**Set exercise**
All of the records below must be output exactly, with no pictures carried over.

——

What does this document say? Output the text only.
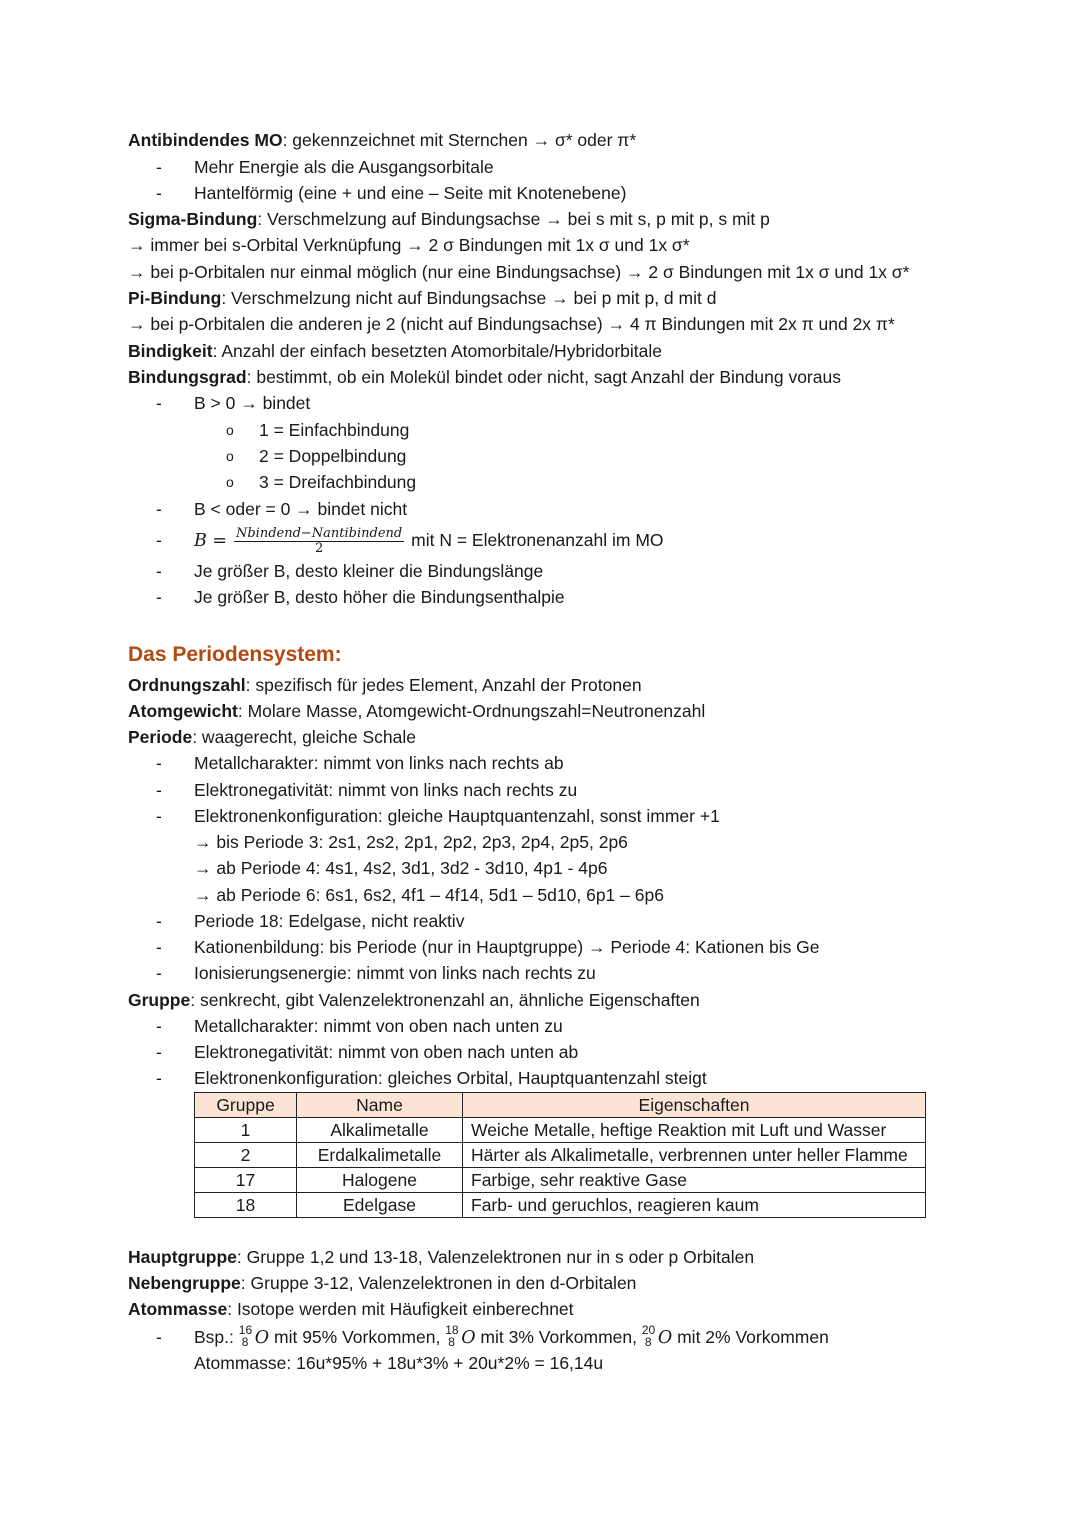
Antibindendes MO: gekennzeichnet mit Sternchen → σ* oder π*
- Mehr Energie als die Ausgangsorbitale
- Hantelförmig (eine + und eine – Seite mit Knotenebene)
Sigma-Bindung: Verschmelzung auf Bindungsachse → bei s mit s, p mit p, s mit p
→ immer bei s-Orbital Verknüpfung → 2 σ Bindungen mit 1x σ und 1x σ*
→ bei p-Orbitalen nur einmal möglich (nur eine Bindungsachse) → 2 σ Bindungen mit 1x σ und 1x σ*
Pi-Bindung: Verschmelzung nicht auf Bindungsachse → bei p mit p, d mit d
→ bei p-Orbitalen die anderen je 2 (nicht auf Bindungsachse) → 4 π Bindungen mit 2x π und 2x π*
Bindigkeit: Anzahl der einfach besetzten Atomorbitale/Hybridorbitale
Bindungsgrad: bestimmt, ob ein Molekül bindet oder nicht, sagt Anzahl der Bindung voraus
- B > 0 → bindet
o 1 = Einfachbindung
o 2 = Doppelbindung
o 3 = Dreifachbindung
- B < oder = 0 → bindet nicht
- $B = \frac{\text{Nbindend−Nantibindend}}{2}$ mit N = Elektronenanzahl im MO
- Je größer B, desto kleiner die Bindungslänge
- Je größer B, desto höher die Bindungsenthalpie
Das Periodensystem:
Ordnungszahl: spezifisch für jedes Element, Anzahl der Protonen
Atomgewicht: Molare Masse, Atomgewicht-Ordnungszahl=Neutronenzahl
Periode: waagerecht, gleiche Schale
- Metallcharakter: nimmt von links nach rechts ab
- Elektronegativität: nimmt von links nach rechts zu
- Elektronenkonfiguration: gleiche Hauptquantenzahl, sonst immer +1
→ bis Periode 3: 2s1, 2s2, 2p1, 2p2, 2p3, 2p4, 2p5, 2p6
→ ab Periode 4: 4s1, 4s2, 3d1, 3d2 - 3d10, 4p1 - 4p6
→ ab Periode 6: 6s1, 6s2, 4f1 – 4f14, 5d1 – 5d10, 6p1 – 6p6
- Periode 18: Edelgase, nicht reaktiv
- Kationenbildung: bis Periode (nur in Hauptgruppe) → Periode 4: Kationen bis Ge
- Ionisierungsenergie: nimmt von links nach rechts zu
Gruppe: senkrecht, gibt Valenzelektronenzahl an, ähnliche Eigenschaften
- Metallcharakter: nimmt von oben nach unten zu
- Elektronegativität: nimmt von oben nach unten ab
- Elektronenkonfiguration: gleiches Orbital, Hauptquantenzahl steigt
Gruppe	Name	Eigenschaften
1	Alkalimetalle	Weiche Metalle, heftige Reaktion mit Luft und Wasser
2	Erdalkalimetalle	Härter als Alkalimetalle, verbrennen unter heller Flamme
17	Halogene	Farbige, sehr reaktive Gase
18	Edelgase	Farb- und geruchlos, reagieren kaum
Hauptgruppe: Gruppe 1,2 und 13-18, Valenzelektronen nur in s oder p Orbitalen
Nebengruppe: Gruppe 3-12, Valenzelektronen in den d-Orbitalen
Atommasse: Isotope werden mit Häufigkeit einberechnet
- Bsp.: 16
8 O mit 95% Vorkommen, 18
8 O mit 3% Vorkommen, 20
8 O mit 2% Vorkommen
Atommasse: 16u*95% + 18u*3% + 20u*2% = 16,14u
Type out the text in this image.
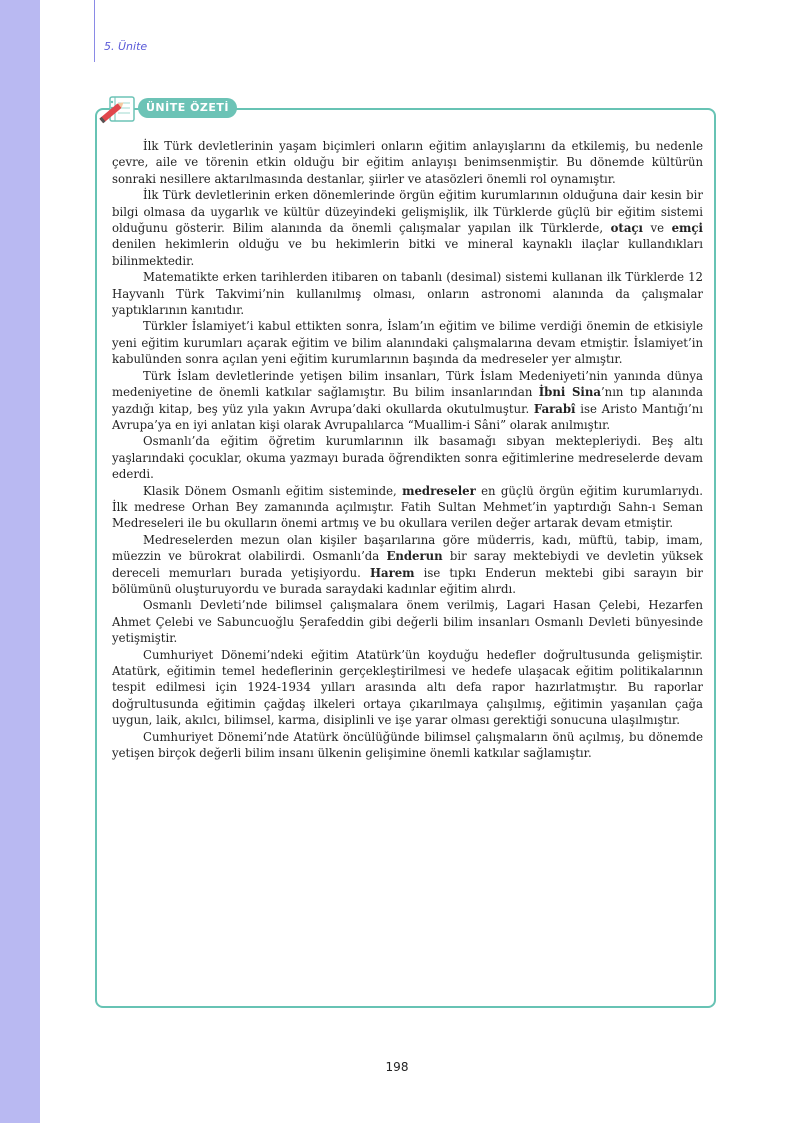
5. Ünite
ÜNİTE ÖZETİ

İlk Türk devletlerinin yaşam biçimleri onların eğitim anlayışlarını da etkilemiş, bu nedenle çevre, aile ve törenin etkin olduğu bir eğitim anlayışı benimsenmiştir. Bu dönemde kültürün sonraki nesillere aktarılmasında destanlar, şiirler ve atasözleri önemli rol oynamıştır.

İlk Türk devletlerinin erken dönemlerinde örgün eğitim kurumlarının olduğuna dair kesin bir bilgi olmasa da uygarlık ve kültür düzeyindeki gelişmişlik, ilk Türklerde güçlü bir eğitim sistemi olduğunu gösterir. Bilim alanında da önemli çalışmalar yapılan ilk Türklerde, otaçı ve emçi denilen hekimlerin olduğu ve bu hekimlerin bitki ve mineral kaynaklı ilaçlar kullandıkları bilinmektedir.

Matematikte erken tarihlerden itibaren on tabanlı (desimal) sistemi kullanan ilk Türklerde 12 Hayvanlı Türk Takvimi’nin kullanılmış olması, onların astronomi alanında da çalışmalar yaptıklarının kanıtıdır.

Türkler İslamiyet’i kabul ettikten sonra, İslam’ın eğitim ve bilime verdiği önemin de etkisiyle yeni eğitim kurumları açarak eğitim ve bilim alanındaki çalışmalarına devam etmiştir. İslamiyet’in kabulünden sonra açılan yeni eğitim kurumlarının başında da medreseler yer almıştır.

Türk İslam devletlerinde yetişen bilim insanları, Türk İslam Medeniyeti’nin yanında dünya medeniyetine de önemli katkılar sağlamıştır. Bu bilim insanlarından İbni Sina’nın tıp alanında yazdığı kitap, beş yüz yıla yakın Avrupa’daki okullarda okutulmuştur. Farabî ise Aristo Mantığı’nı Avrupa’ya en iyi anlatan kişi olarak Avrupalılarca “Muallim-i Sâni” olarak anılmıştır.

Osmanlı’da eğitim öğretim kurumlarının ilk basamağı sıbyan mektepleriydi. Beş altı yaşlarındaki çocuklar, okuma yazmayı burada öğrendikten sonra eğitimlerine medreselerde devam ederdi.

Klasik Dönem Osmanlı eğitim sisteminde, medreseler en güçlü örgün eğitim kurumlarıydı. İlk medrese Orhan Bey zamanında açılmıştır. Fatih Sultan Mehmet’in yaptırdığı Sahn-ı Seman Medreseleri ile bu okulların önemi artmış ve bu okullara verilen değer artarak devam etmiştir.

Medreselerden mezun olan kişiler başarılarına göre müderris, kadı, müftü, tabip, imam, müezzin ve bürokrat olabilirdi. Osmanlı’da Enderun bir saray mektebiydi ve devletin yüksek dereceli memurları burada yetişiyordu. Harem ise tıpkı Enderun mektebi gibi sarayın bir bölümünü oluşturuyordu ve burada saraydaki kadınlar eğitim alırdı.

Osmanlı Devleti’nde bilimsel çalışmalara önem verilmiş, Lagari Hasan Çelebi, Hezarfen Ahmet Çelebi ve Sabuncuoğlu Şerafeddin gibi değerli bilim insanları Osmanlı Devleti bünyesinde yetişmiştir.

Cumhuriyet Dönemi’ndeki eğitim Atatürk’ün koyduğu hedefler doğrultusunda gelişmiştir. Atatürk, eğitimin temel hedeflerinin gerçekleştirilmesi ve hedefe ulaşacak eğitim politikalarının tespit edilmesi için 1924-1934 yılları arasında altı defa rapor hazırlatmıştır. Bu raporlar doğrultusunda eğitimin çağdaş ilkeleri ortaya çıkarılmaya çalışılmış, eğitimin yaşanılan çağa uygun, laik, akılcı, bilimsel, karma, disiplinli ve işe yarar olması gerektiği sonucuna ulaşılmıştır.

Cumhuriyet Dönemi’nde Atatürk öncülüğünde bilimsel çalışmaların önü açılmış, bu dönemde yetişen birçok değerli bilim insanı ülkenin gelişimine önemli katkılar sağlamıştır.

198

——

**Answer in full**
What does this document say? Output the text only.
Antibindendes MO: gekennzeichnet mit Sternchen → σ* oder π*
- Mehr Energie als die Ausgangsorbitale
- Hantelförmig (eine + und eine – Seite mit Knotenebene)
Sigma-Bindung: Verschmelzung auf Bindungsachse → bei s mit s, p mit p, s mit p
→ immer bei s-Orbital Verknüpfung → 2 σ Bindungen mit 1x σ und 1x σ*
→ bei p-Orbitalen nur einmal möglich (nur eine Bindungsachse) → 2 σ Bindungen mit 1x σ und 1x σ*
Pi-Bindung: Verschmelzung nicht auf Bindungsachse → bei p mit p, d mit d
→ bei p-Orbitalen die anderen je 2 (nicht auf Bindungsachse) → 4 π Bindungen mit 2x π und 2x π*
Bindigkeit: Anzahl der einfach besetzten Atomorbitale/Hybridorbitale
Bindungsgrad: bestimmt, ob ein Molekül bindet oder nicht, sagt Anzahl der Bindung voraus
- B > 0 → bindet
o 1 = Einfachbindung
o 2 = Doppelbindung
o 3 = Dreifachbindung
- B < oder = 0 → bindet nicht
- $B = \frac{\text{Nbindend−Nantibindend}}{2}$ mit N = Elektronenanzahl im MO
- Je größer B, desto kleiner die Bindungslänge
- Je größer B, desto höher die Bindungsenthalpie
Das Periodensystem:
Ordnungszahl: spezifisch für jedes Element, Anzahl der Protonen
Atomgewicht: Molare Masse, Atomgewicht-Ordnungszahl=Neutronenzahl
Periode: waagerecht, gleiche Schale
- Metallcharakter: nimmt von links nach rechts ab
- Elektronegativität: nimmt von links nach rechts zu
- Elektronenkonfiguration: gleiche Hauptquantenzahl, sonst immer +1
→ bis Periode 3: 2s1, 2s2, 2p1, 2p2, 2p3, 2p4, 2p5, 2p6
→ ab Periode 4: 4s1, 4s2, 3d1, 3d2 - 3d10, 4p1 - 4p6
→ ab Periode 6: 6s1, 6s2, 4f1 – 4f14, 5d1 – 5d10, 6p1 – 6p6
- Periode 18: Edelgase, nicht reaktiv
- Kationenbildung: bis Periode (nur in Hauptgruppe) → Periode 4: Kationen bis Ge
- Ionisierungsenergie: nimmt von links nach rechts zu
Gruppe: senkrecht, gibt Valenzelektronenzahl an, ähnliche Eigenschaften
- Metallcharakter: nimmt von oben nach unten zu
- Elektronegativität: nimmt von oben nach unten ab
- Elektronenkonfiguration: gleiches Orbital, Hauptquantenzahl steigt
Gruppe	Name	Eigenschaften
1	Alkalimetalle	Weiche Metalle, heftige Reaktion mit Luft und Wasser
2	Erdalkalimetalle	Härter als Alkalimetalle, verbrennen unter heller Flamme
17	Halogene	Farbige, sehr reaktive Gase
18	Edelgase	Farb- und geruchlos, reagieren kaum
Hauptgruppe: Gruppe 1,2 und 13-18, Valenzelektronen nur in s oder p Orbitalen
Nebengruppe: Gruppe 3-12, Valenzelektronen in den d-Orbitalen
Atommasse: Isotope werden mit Häufigkeit einberechnet
- Bsp.: 16
8 O mit 95% Vorkommen, 18
8 O mit 3% Vorkommen, 20
8 O mit 2% Vorkommen
Atommasse: 16u*95% + 18u*3% + 20u*2% = 16,14u
Type out the text in this image.
5. Ünite
ÜNİTE ÖZETİ

İlk Türk devletlerinin yaşam biçimleri onların eğitim anlayışlarını da etkilemiş, bu nedenle çevre, aile ve törenin etkin olduğu bir eğitim anlayışı benimsenmiştir. Bu dönemde kültürün sonraki nesillere aktarılmasında destanlar, şiirler ve atasözleri önemli rol oynamıştır.

İlk Türk devletlerinin erken dönemlerinde örgün eğitim kurumlarının olduğuna dair kesin bir bilgi olmasa da uygarlık ve kültür düzeyindeki gelişmişlik, ilk Türklerde güçlü bir eğitim sistemi olduğunu gösterir. Bilim alanında da önemli çalışmalar yapılan ilk Türklerde, otaçı ve emçi denilen hekimlerin olduğu ve bu hekimlerin bitki ve mineral kaynaklı ilaçlar kullandıkları bilinmektedir.

Matematikte erken tarihlerden itibaren on tabanlı (desimal) sistemi kullanan ilk Türklerde 12 Hayvanlı Türk Takvimi’nin kullanılmış olması, onların astronomi alanında da çalışmalar yaptıklarının kanıtıdır.

Türkler İslamiyet’i kabul ettikten sonra, İslam’ın eğitim ve bilime verdiği önemin de etkisiyle yeni eğitim kurumları açarak eğitim ve bilim alanındaki çalışmalarına devam etmiştir. İslamiyet’in kabulünden sonra açılan yeni eğitim kurumlarının başında da medreseler yer almıştır.

Türk İslam devletlerinde yetişen bilim insanları, Türk İslam Medeniyeti’nin yanında dünya medeniyetine de önemli katkılar sağlamıştır. Bu bilim insanlarından İbni Sina’nın tıp alanında yazdığı kitap, beş yüz yıla yakın Avrupa’daki okullarda okutulmuştur. Farabî ise Aristo Mantığı’nı Avrupa’ya en iyi anlatan kişi olarak Avrupalılarca “Muallim-i Sâni” olarak anılmıştır.

Osmanlı’da eğitim öğretim kurumlarının ilk basamağı sıbyan mektepleriydi. Beş altı yaşlarındaki çocuklar, okuma yazmayı burada öğrendikten sonra eğitimlerine medreselerde devam ederdi.

Klasik Dönem Osmanlı eğitim sisteminde, medreseler en güçlü örgün eğitim kurumlarıydı. İlk medrese Orhan Bey zamanında açılmıştır. Fatih Sultan Mehmet’in yaptırdığı Sahn-ı Seman Medreseleri ile bu okulların önemi artmış ve bu okullara verilen değer artarak devam etmiştir.

Medreselerden mezun olan kişiler başarılarına göre müderris, kadı, müftü, tabip, imam, müezzin ve bürokrat olabilirdi. Osmanlı’da Enderun bir saray mektebiydi ve devletin yüksek dereceli memurları burada yetişiyordu. Harem ise tıpkı Enderun mektebi gibi sarayın bir bölümünü oluşturuyordu ve burada saraydaki kadınlar eğitim alırdı.

Osmanlı Devleti’nde bilimsel çalışmalara önem verilmiş, Lagari Hasan Çelebi, Hezarfen Ahmet Çelebi ve Sabuncuoğlu Şerafeddin gibi değerli bilim insanları Osmanlı Devleti bünyesinde yetişmiştir.

Cumhuriyet Dönemi’ndeki eğitim Atatürk’ün koyduğu hedefler doğrultusunda gelişmiştir. Atatürk, eğitimin temel hedeflerinin gerçekleştirilmesi ve hedefe ulaşacak eğitim politikalarının tespit edilmesi için 1924-1934 yılları arasında altı defa rapor hazırlatmıştır. Bu raporlar doğrultusunda eğitimin çağdaş ilkeleri ortaya çıkarılmaya çalışılmış, eğitimin yaşanılan çağa uygun, laik, akılcı, bilimsel, karma, disiplinli ve işe yarar olması gerektiği sonucuna ulaşılmıştır.

Cumhuriyet Dönemi’nde Atatürk öncülüğünde bilimsel çalışmaların önü açılmış, bu dönemde yetişen birçok değerli bilim insanı ülkenin gelişimine önemli katkılar sağlamıştır.

198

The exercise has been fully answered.